(Collected data)
□ □ □

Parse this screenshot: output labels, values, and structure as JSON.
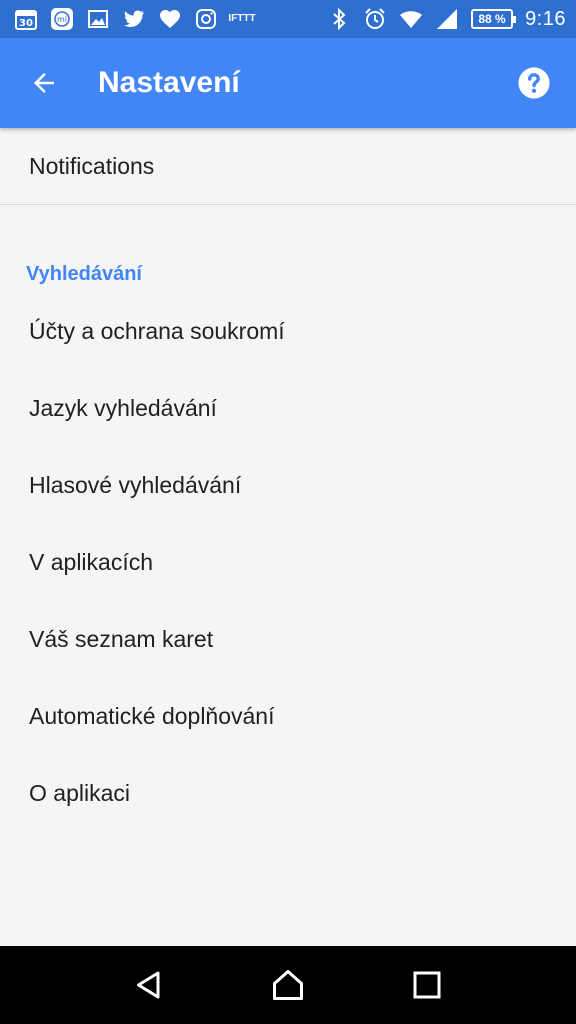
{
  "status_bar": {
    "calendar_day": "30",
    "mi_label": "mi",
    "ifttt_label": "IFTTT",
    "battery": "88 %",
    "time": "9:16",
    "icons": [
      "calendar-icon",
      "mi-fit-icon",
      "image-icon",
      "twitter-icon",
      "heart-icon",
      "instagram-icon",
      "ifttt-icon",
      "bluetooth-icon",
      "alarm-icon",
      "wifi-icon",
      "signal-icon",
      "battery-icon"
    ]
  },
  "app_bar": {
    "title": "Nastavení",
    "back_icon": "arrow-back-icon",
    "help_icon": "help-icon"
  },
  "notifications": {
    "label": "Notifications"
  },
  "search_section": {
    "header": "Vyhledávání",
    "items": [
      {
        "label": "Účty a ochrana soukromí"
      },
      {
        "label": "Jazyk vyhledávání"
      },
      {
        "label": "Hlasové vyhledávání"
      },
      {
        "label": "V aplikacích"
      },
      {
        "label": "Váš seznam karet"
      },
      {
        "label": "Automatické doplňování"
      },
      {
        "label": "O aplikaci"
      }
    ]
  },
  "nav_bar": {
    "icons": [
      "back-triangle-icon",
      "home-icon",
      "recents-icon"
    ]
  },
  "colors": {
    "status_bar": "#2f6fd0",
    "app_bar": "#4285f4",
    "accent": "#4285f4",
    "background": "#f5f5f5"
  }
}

□ □ □

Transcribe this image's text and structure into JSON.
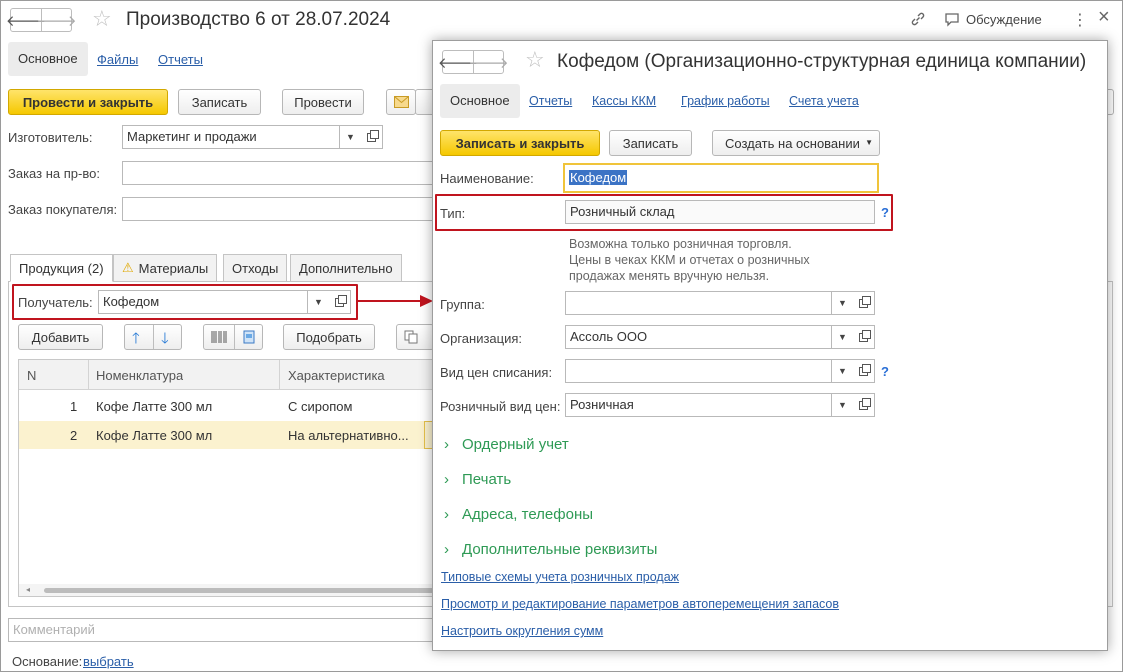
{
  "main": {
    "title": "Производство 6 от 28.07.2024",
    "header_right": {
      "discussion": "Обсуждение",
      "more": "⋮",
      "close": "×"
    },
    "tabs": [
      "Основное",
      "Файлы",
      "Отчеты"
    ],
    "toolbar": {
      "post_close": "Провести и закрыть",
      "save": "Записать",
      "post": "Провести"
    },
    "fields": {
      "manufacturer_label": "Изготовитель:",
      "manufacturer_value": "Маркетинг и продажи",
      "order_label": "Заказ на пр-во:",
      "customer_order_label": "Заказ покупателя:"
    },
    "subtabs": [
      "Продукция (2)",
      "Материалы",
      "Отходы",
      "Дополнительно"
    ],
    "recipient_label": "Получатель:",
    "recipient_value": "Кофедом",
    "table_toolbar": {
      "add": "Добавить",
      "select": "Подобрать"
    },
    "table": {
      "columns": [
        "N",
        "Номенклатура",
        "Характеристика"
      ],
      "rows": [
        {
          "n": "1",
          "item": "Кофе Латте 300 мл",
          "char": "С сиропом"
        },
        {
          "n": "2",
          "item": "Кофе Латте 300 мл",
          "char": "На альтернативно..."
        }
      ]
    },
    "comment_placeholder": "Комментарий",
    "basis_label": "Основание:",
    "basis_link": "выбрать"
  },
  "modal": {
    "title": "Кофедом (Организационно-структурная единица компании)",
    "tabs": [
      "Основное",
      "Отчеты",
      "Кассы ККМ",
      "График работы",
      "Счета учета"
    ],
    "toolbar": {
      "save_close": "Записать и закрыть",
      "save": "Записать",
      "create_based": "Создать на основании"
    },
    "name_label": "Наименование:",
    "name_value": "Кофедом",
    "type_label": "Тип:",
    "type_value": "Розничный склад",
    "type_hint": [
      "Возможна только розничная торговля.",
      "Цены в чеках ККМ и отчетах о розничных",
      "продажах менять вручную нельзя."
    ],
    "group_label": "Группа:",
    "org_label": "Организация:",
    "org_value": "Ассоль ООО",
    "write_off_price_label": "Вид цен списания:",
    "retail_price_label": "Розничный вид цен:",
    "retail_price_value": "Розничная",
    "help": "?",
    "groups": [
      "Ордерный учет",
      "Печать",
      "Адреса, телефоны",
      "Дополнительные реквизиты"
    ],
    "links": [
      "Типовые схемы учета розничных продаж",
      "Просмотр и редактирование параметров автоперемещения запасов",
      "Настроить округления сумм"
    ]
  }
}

□ □ □

- **Problem statement**
Go through the data and count each line that has the word "закрыть", then give the total alone.

- **Answer to this problem**
2